Figure content listings:
□ □ □ □

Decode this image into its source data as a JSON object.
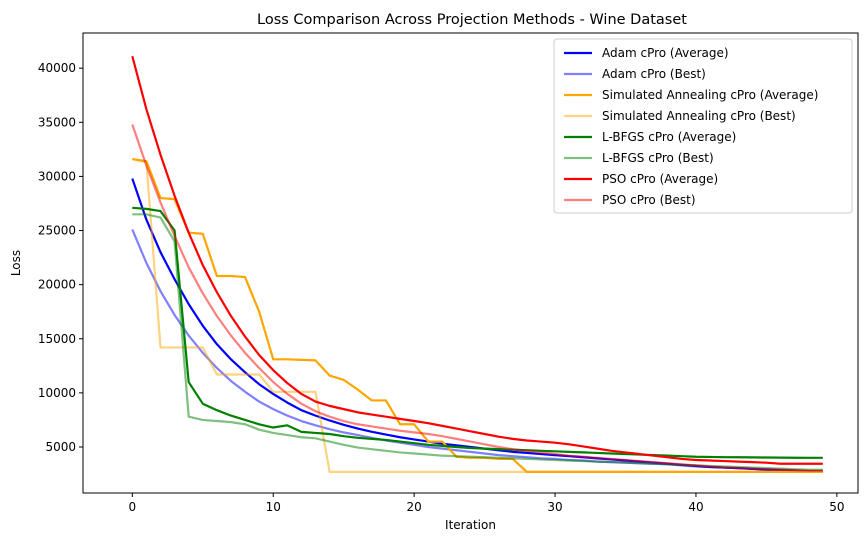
{
  "chart_data": {
    "type": "line",
    "title": "Loss Comparison Across Projection Methods - Wine Dataset",
    "xlabel": "Iteration",
    "ylabel": "Loss",
    "xlim": [
      -3.5,
      51.5
    ],
    "ylim": [
      750,
      43250
    ],
    "xticks": [
      0,
      10,
      20,
      30,
      40,
      50
    ],
    "yticks": [
      5000,
      10000,
      15000,
      20000,
      25000,
      30000,
      35000,
      40000
    ],
    "grid": false,
    "legend_position": "top-right",
    "series": [
      {
        "name": "Adam cPro (Average)",
        "color": "#0000ff",
        "opacity": 1,
        "x": [
          0,
          1,
          2,
          3,
          4,
          5,
          6,
          7,
          8,
          9,
          10,
          11,
          12,
          13,
          14,
          15,
          16,
          17,
          18,
          19,
          20,
          21,
          22,
          23,
          24,
          25,
          26,
          27,
          28,
          29,
          30,
          31,
          32,
          33,
          34,
          35,
          36,
          37,
          38,
          39,
          40,
          41,
          42,
          43,
          44,
          45,
          46,
          47,
          48,
          49
        ],
        "y": [
          29800,
          26000,
          23000,
          20500,
          18200,
          16200,
          14500,
          13100,
          11900,
          10800,
          9900,
          9100,
          8400,
          7900,
          7450,
          7050,
          6700,
          6400,
          6150,
          5900,
          5700,
          5500,
          5300,
          5150,
          5000,
          4850,
          4700,
          4550,
          4450,
          4350,
          4250,
          4150,
          4050,
          3950,
          3850,
          3750,
          3650,
          3550,
          3450,
          3350,
          3250,
          3150,
          3100,
          3050,
          2980,
          2900,
          2850,
          2800,
          2770,
          2750
        ]
      },
      {
        "name": "Adam cPro (Best)",
        "color": "#0000ff",
        "opacity": 0.5,
        "x": [
          0,
          1,
          2,
          3,
          4,
          5,
          6,
          7,
          8,
          9,
          10,
          11,
          12,
          13,
          14,
          15,
          16,
          17,
          18,
          19,
          20,
          21,
          22,
          23,
          24,
          25,
          26,
          27,
          28,
          29,
          30,
          31,
          32,
          33,
          34,
          35,
          36,
          37,
          38,
          39,
          40,
          41,
          42,
          43,
          44,
          45,
          46,
          47,
          48,
          49
        ],
        "y": [
          25100,
          22000,
          19400,
          17200,
          15300,
          13700,
          12300,
          11100,
          10100,
          9200,
          8500,
          7900,
          7400,
          7000,
          6650,
          6350,
          6100,
          5850,
          5600,
          5400,
          5200,
          5000,
          4850,
          4700,
          4550,
          4400,
          4250,
          4150,
          4050,
          3950,
          3900,
          3800,
          3750,
          3650,
          3600,
          3550,
          3500,
          3450,
          3400,
          3300,
          3200,
          3150,
          3100,
          3050,
          3000,
          2950,
          2900,
          2850,
          2800,
          2800
        ]
      },
      {
        "name": "Simulated Annealing cPro (Average)",
        "color": "#ffa500",
        "opacity": 1,
        "x": [
          0,
          1,
          2,
          3,
          4,
          5,
          6,
          7,
          8,
          9,
          10,
          11,
          12,
          13,
          14,
          15,
          16,
          17,
          18,
          19,
          20,
          21,
          22,
          23,
          24,
          25,
          26,
          27,
          28,
          29,
          30,
          31,
          32,
          33,
          34,
          35,
          36,
          37,
          38,
          39,
          40,
          41,
          42,
          43,
          44,
          45,
          46,
          47,
          48,
          49
        ],
        "y": [
          31600,
          31400,
          28000,
          27900,
          24800,
          24700,
          20800,
          20800,
          20700,
          17500,
          13100,
          13100,
          13050,
          13000,
          11600,
          11200,
          10300,
          9300,
          9300,
          7100,
          7100,
          5500,
          5500,
          4100,
          4000,
          4000,
          3900,
          3900,
          2700,
          2700,
          2700,
          2700,
          2700,
          2700,
          2700,
          2700,
          2700,
          2700,
          2700,
          2700,
          2700,
          2700,
          2700,
          2700,
          2700,
          2700,
          2700,
          2700,
          2700,
          2700
        ]
      },
      {
        "name": "Simulated Annealing cPro (Best)",
        "color": "#ffa500",
        "opacity": 0.5,
        "x": [
          0,
          1,
          2,
          3,
          4,
          5,
          6,
          7,
          8,
          9,
          10,
          11,
          12,
          13,
          14,
          15,
          16,
          17,
          18,
          19,
          20,
          21,
          22,
          23,
          24,
          25,
          26,
          27,
          28,
          29,
          30,
          31,
          32,
          33,
          34,
          35,
          36,
          37,
          38,
          39,
          40,
          41,
          42,
          43,
          44,
          45,
          46,
          47,
          48,
          49
        ],
        "y": [
          31600,
          31300,
          14200,
          14200,
          14200,
          14200,
          11700,
          11700,
          11700,
          11700,
          10100,
          10100,
          10100,
          10100,
          2700,
          2700,
          2700,
          2700,
          2700,
          2700,
          2700,
          2700,
          2700,
          2700,
          2700,
          2700,
          2700,
          2700,
          2700,
          2700,
          2700,
          2700,
          2700,
          2700,
          2700,
          2700,
          2700,
          2700,
          2700,
          2700,
          2700,
          2700,
          2700,
          2700,
          2700,
          2700,
          2700,
          2700,
          2700,
          2700
        ]
      },
      {
        "name": "L-BFGS cPro (Average)",
        "color": "#008000",
        "opacity": 1,
        "x": [
          0,
          1,
          2,
          3,
          4,
          5,
          6,
          7,
          8,
          9,
          10,
          11,
          12,
          13,
          14,
          15,
          16,
          17,
          18,
          19,
          20,
          21,
          22,
          23,
          24,
          25,
          26,
          27,
          28,
          29,
          30,
          31,
          32,
          33,
          34,
          35,
          36,
          37,
          38,
          39,
          40,
          41,
          42,
          43,
          44,
          45,
          46,
          47,
          48,
          49
        ],
        "y": [
          27100,
          27000,
          26800,
          25000,
          11000,
          9000,
          8400,
          7900,
          7500,
          7100,
          6800,
          7000,
          6400,
          6300,
          6200,
          6000,
          5850,
          5750,
          5650,
          5500,
          5350,
          5200,
          5100,
          5000,
          4900,
          4850,
          4800,
          4750,
          4700,
          4650,
          4600,
          4550,
          4500,
          4450,
          4400,
          4350,
          4300,
          4250,
          4200,
          4150,
          4100,
          4080,
          4060,
          4050,
          4040,
          4030,
          4020,
          4010,
          4000,
          4000
        ]
      },
      {
        "name": "L-BFGS cPro (Best)",
        "color": "#008000",
        "opacity": 0.5,
        "x": [
          0,
          1,
          2,
          3,
          4,
          5,
          6,
          7,
          8,
          9,
          10,
          11,
          12,
          13,
          14,
          15,
          16,
          17,
          18,
          19,
          20,
          21,
          22,
          23,
          24,
          25,
          26,
          27,
          28,
          29,
          30,
          31,
          32,
          33,
          34,
          35,
          36,
          37,
          38,
          39,
          40,
          41,
          42,
          43,
          44,
          45,
          46,
          47,
          48,
          49
        ],
        "y": [
          26500,
          26500,
          26200,
          24000,
          7800,
          7500,
          7400,
          7300,
          7100,
          6600,
          6300,
          6100,
          5900,
          5800,
          5500,
          5200,
          4950,
          4800,
          4650,
          4500,
          4400,
          4300,
          4200,
          4150,
          4100,
          4050,
          4000,
          3950,
          3900,
          3850,
          3800,
          3750,
          3700,
          3650,
          3600,
          3550,
          3500,
          3450,
          3400,
          3350,
          3300,
          3250,
          3200,
          3150,
          3100,
          3050,
          3000,
          2950,
          2900,
          2900
        ]
      },
      {
        "name": "PSO cPro (Average)",
        "color": "#ff0000",
        "opacity": 1,
        "x": [
          0,
          1,
          2,
          3,
          4,
          5,
          6,
          7,
          8,
          9,
          10,
          11,
          12,
          13,
          14,
          15,
          16,
          17,
          18,
          19,
          20,
          21,
          22,
          23,
          24,
          25,
          26,
          27,
          28,
          29,
          30,
          31,
          32,
          33,
          34,
          35,
          36,
          37,
          38,
          39,
          40,
          41,
          42,
          43,
          44,
          45,
          46,
          47,
          48,
          49
        ],
        "y": [
          41100,
          36200,
          32000,
          28200,
          24800,
          21800,
          19300,
          17100,
          15200,
          13500,
          12100,
          10900,
          9900,
          9200,
          8800,
          8500,
          8200,
          8000,
          7800,
          7600,
          7400,
          7200,
          6950,
          6700,
          6450,
          6200,
          5950,
          5750,
          5600,
          5500,
          5400,
          5250,
          5050,
          4850,
          4650,
          4500,
          4350,
          4200,
          4050,
          3900,
          3800,
          3750,
          3700,
          3650,
          3600,
          3550,
          3450,
          3450,
          3450,
          3450
        ]
      },
      {
        "name": "PSO cPro (Best)",
        "color": "#ff0000",
        "opacity": 0.5,
        "x": [
          0,
          1,
          2,
          3,
          4,
          5,
          6,
          7,
          8,
          9,
          10,
          11,
          12,
          13,
          14,
          15,
          16,
          17,
          18,
          19,
          20,
          21,
          22,
          23,
          24,
          25,
          26,
          27,
          28,
          29,
          30,
          31,
          32,
          33,
          34,
          35,
          36,
          37,
          38,
          39,
          40,
          41,
          42,
          43,
          44,
          45,
          46,
          47,
          48,
          49
        ],
        "y": [
          34800,
          31000,
          27600,
          24500,
          21600,
          19200,
          17100,
          15300,
          13700,
          12300,
          11000,
          9900,
          9000,
          8300,
          7800,
          7400,
          7100,
          6900,
          6700,
          6500,
          6350,
          6200,
          6000,
          5750,
          5500,
          5250,
          5000,
          4800,
          4650,
          4500,
          4350,
          4200,
          4100,
          4000,
          3900,
          3800,
          3700,
          3600,
          3500,
          3400,
          3300,
          3200,
          3100,
          3050,
          3000,
          2950,
          2900,
          2850,
          2800,
          2800
        ]
      }
    ]
  }
}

□ □ □ □

TASK INSTRUCTIONS: Report every line containing the word "Adam" from the listing above.

RESULT FOR THIS TASK:
        "name": "Adam cPro (Average)",
        "name": "Adam cPro (Best)",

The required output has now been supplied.